- Set exercise
Your task is to copy the listing exactly. Drop any pictures from the copy.
= = = =
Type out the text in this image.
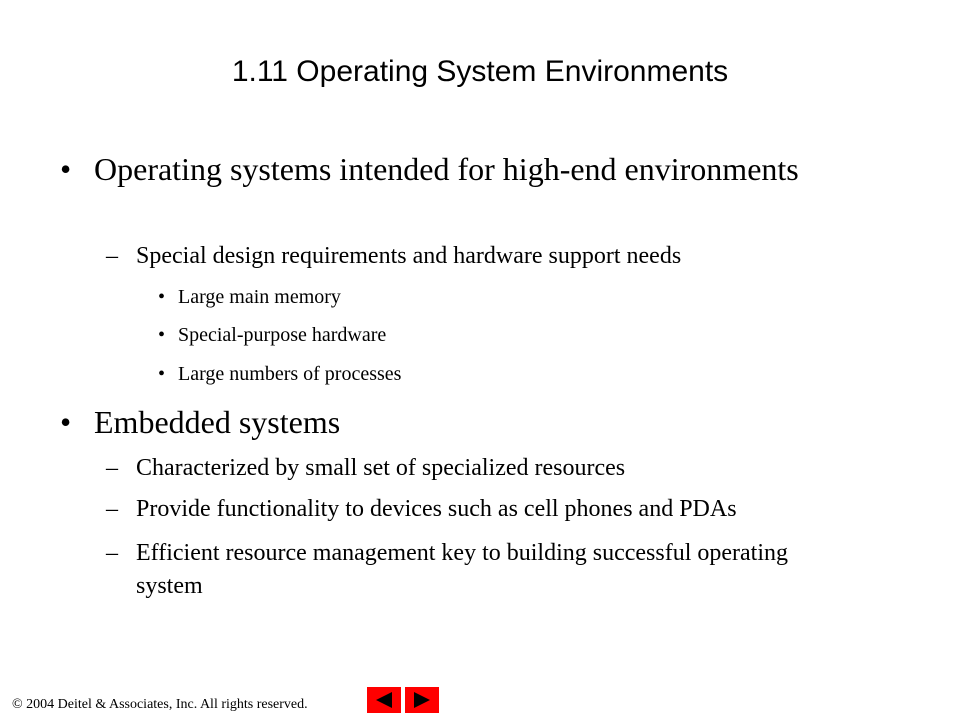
1.11 Operating System Environments
• Operating systems intended for high-end environments
– Special design requirements and hardware support needs
• Large main memory
• Special-purpose hardware
• Large numbers of processes
• Embedded systems
– Characterized by small set of specialized resources
– Provide functionality to devices such as cell phones and PDAs
– Efficient resource management key to building successful operating system
© 2004 Deitel & Associates, Inc. All rights reserved.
= = = =
- Output of the exercise
Type out the text in this image.
1.11 Operating System Environments
• Operating systems intended for high-end environments
– Special design requirements and hardware support needs
• Large main memory
• Special-purpose hardware
• Large numbers of processes
• Embedded systems
– Characterized by small set of specialized resources
– Provide functionality to devices such as cell phones and PDAs
– Efficient resource management key to building successful operating system
© 2004 Deitel & Associates, Inc. All rights reserved.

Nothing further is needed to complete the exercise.